-- To be done --
Repeat each line of the material exactly.

++++++

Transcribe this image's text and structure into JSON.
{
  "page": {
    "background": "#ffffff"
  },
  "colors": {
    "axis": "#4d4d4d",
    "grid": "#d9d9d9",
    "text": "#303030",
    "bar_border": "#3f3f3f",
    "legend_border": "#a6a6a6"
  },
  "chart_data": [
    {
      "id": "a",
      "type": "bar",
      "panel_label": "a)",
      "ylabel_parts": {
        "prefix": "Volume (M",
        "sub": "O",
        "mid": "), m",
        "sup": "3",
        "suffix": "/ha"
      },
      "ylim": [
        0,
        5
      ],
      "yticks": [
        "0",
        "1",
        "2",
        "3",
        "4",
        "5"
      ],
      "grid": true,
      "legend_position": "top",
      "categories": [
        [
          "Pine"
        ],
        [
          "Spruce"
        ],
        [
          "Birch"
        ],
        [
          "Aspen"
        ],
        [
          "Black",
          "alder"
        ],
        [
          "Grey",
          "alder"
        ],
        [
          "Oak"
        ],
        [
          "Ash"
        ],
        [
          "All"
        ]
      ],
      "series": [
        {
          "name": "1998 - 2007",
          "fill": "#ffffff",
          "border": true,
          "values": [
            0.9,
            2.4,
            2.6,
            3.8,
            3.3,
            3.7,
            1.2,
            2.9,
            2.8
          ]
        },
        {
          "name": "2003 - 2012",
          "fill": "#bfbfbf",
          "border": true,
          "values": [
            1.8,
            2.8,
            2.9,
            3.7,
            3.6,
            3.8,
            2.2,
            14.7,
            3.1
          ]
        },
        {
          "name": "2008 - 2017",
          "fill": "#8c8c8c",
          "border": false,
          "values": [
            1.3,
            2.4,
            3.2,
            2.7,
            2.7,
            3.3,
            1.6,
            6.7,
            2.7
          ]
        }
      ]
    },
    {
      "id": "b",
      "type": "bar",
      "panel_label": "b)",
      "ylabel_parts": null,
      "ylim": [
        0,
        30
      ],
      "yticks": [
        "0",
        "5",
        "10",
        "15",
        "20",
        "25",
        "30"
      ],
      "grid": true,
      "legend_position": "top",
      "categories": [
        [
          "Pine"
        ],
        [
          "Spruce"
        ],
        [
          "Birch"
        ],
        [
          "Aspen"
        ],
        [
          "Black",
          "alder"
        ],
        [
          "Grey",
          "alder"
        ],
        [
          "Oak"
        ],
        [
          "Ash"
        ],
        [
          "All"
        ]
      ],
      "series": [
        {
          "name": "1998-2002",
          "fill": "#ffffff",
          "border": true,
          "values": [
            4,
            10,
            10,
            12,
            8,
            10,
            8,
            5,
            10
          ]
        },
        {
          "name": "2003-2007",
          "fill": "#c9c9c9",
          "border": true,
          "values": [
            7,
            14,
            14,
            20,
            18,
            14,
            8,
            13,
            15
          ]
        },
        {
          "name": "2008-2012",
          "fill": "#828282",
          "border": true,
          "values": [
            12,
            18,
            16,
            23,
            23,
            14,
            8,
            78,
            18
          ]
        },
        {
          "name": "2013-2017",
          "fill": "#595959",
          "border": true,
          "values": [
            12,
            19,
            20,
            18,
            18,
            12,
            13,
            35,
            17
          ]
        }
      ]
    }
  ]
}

++++++

-- Task response --
Transcribe this image's text and structure into JSON.
{
  "page": {
    "background": "#ffffff"
  },
  "colors": {
    "axis": "#4d4d4d",
    "grid": "#d9d9d9",
    "text": "#303030",
    "bar_border": "#3f3f3f",
    "legend_border": "#a6a6a6"
  },
  "chart_data": [
    {
      "id": "a",
      "type": "bar",
      "panel_label": "a)",
      "ylabel_parts": {
        "prefix": "Volume (M",
        "sub": "O",
        "mid": "), m",
        "sup": "3",
        "suffix": "/ha"
      },
      "ylim": [
        0,
        5
      ],
      "yticks": [
        "0",
        "1",
        "2",
        "3",
        "4",
        "5"
      ],
      "grid": true,
      "legend_position": "top",
      "categories": [
        [
          "Pine"
        ],
        [
          "Spruce"
        ],
        [
          "Birch"
        ],
        [
          "Aspen"
        ],
        [
          "Black",
          "alder"
        ],
        [
          "Grey",
          "alder"
        ],
        [
          "Oak"
        ],
        [
          "Ash"
        ],
        [
          "All"
        ]
      ],
      "series": [
        {
          "name": "1998 - 2007",
          "fill": "#ffffff",
          "border": true,
          "values": [
            0.9,
            2.4,
            2.6,
            3.8,
            3.3,
            3.7,
            1.2,
            2.9,
            2.8
          ]
        },
        {
          "name": "2003 - 2012",
          "fill": "#bfbfbf",
          "border": true,
          "values": [
            1.8,
            2.8,
            2.9,
            3.7,
            3.6,
            3.8,
            2.2,
            14.7,
            3.1
          ]
        },
        {
          "name": "2008 - 2017",
          "fill": "#8c8c8c",
          "border": false,
          "values": [
            1.3,
            2.4,
            3.2,
            2.7,
            2.7,
            3.3,
            1.6,
            6.7,
            2.7
          ]
        }
      ]
    },
    {
      "id": "b",
      "type": "bar",
      "panel_label": "b)",
      "ylabel_parts": null,
      "ylim": [
        0,
        30
      ],
      "yticks": [
        "0",
        "5",
        "10",
        "15",
        "20",
        "25",
        "30"
      ],
      "grid": true,
      "legend_position": "top",
      "categories": [
        [
          "Pine"
        ],
        [
          "Spruce"
        ],
        [
          "Birch"
        ],
        [
          "Aspen"
        ],
        [
          "Black",
          "alder"
        ],
        [
          "Grey",
          "alder"
        ],
        [
          "Oak"
        ],
        [
          "Ash"
        ],
        [
          "All"
        ]
      ],
      "series": [
        {
          "name": "1998-2002",
          "fill": "#ffffff",
          "border": true,
          "values": [
            4,
            10,
            10,
            12,
            8,
            10,
            8,
            5,
            10
          ]
        },
        {
          "name": "2003-2007",
          "fill": "#c9c9c9",
          "border": true,
          "values": [
            7,
            14,
            14,
            20,
            18,
            14,
            8,
            13,
            15
          ]
        },
        {
          "name": "2008-2012",
          "fill": "#828282",
          "border": true,
          "values": [
            12,
            18,
            16,
            23,
            23,
            14,
            8,
            78,
            18
          ]
        },
        {
          "name": "2013-2017",
          "fill": "#595959",
          "border": true,
          "values": [
            12,
            19,
            20,
            18,
            18,
            12,
            13,
            35,
            17
          ]
        }
      ]
    }
  ]
}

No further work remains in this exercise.